→ **Exercise goal**
Pick out each line of the records that includes the string "famotuttet", and copy it.

------ Information shown ------

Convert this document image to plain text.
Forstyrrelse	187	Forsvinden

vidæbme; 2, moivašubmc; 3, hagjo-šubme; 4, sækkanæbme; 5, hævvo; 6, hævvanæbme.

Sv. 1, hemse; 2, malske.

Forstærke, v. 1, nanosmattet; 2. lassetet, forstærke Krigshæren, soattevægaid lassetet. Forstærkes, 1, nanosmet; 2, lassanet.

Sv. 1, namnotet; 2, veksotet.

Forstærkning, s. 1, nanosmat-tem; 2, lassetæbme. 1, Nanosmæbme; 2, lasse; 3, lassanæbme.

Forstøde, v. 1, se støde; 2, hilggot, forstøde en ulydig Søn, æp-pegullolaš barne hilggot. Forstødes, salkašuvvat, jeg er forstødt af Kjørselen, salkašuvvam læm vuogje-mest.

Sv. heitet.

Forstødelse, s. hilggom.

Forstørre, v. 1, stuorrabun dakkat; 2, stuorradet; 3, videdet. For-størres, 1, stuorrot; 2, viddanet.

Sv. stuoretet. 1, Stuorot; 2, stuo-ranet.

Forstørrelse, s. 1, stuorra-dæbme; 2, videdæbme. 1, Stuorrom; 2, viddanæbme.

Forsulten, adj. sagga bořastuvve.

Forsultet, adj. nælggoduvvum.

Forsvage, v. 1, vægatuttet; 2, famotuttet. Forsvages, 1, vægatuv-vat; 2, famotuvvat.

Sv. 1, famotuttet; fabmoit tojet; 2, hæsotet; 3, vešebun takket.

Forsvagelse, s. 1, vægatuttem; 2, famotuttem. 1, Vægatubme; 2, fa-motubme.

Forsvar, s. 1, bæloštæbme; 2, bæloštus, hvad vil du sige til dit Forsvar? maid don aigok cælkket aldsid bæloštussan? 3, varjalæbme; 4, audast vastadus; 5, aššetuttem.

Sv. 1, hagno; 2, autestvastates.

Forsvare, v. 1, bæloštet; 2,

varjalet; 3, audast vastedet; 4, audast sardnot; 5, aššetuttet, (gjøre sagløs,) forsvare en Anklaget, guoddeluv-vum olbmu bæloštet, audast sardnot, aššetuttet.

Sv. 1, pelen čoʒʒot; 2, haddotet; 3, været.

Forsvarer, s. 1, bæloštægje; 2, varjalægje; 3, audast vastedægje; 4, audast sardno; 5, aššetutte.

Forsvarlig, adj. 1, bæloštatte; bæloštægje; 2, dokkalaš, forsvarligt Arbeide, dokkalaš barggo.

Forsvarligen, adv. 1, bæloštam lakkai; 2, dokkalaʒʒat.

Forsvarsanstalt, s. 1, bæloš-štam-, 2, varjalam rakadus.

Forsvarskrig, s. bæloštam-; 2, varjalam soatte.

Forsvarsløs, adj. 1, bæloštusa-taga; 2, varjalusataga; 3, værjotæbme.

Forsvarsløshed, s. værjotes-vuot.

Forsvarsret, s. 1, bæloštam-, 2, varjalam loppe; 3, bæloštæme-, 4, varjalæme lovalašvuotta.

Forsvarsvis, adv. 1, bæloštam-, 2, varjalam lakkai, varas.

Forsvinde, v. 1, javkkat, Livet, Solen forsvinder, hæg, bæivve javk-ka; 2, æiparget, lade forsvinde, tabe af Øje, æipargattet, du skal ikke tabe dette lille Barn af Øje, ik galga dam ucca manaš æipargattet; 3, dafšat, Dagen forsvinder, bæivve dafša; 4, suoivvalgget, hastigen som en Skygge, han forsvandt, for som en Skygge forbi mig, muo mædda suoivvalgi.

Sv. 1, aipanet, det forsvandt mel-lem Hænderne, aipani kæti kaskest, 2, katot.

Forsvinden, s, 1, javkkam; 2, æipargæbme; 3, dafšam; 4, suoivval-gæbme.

------

→ **Solution to this problem**
Forsvage, v. 1, vægatuttet; 2, famotuttet. Forsvages, 1, vægatuv-vat; 2, famotuvvat.
Sv. 1, famotuttet; fabmoit tojet; 2, hæsotet; 3, vešebun takket.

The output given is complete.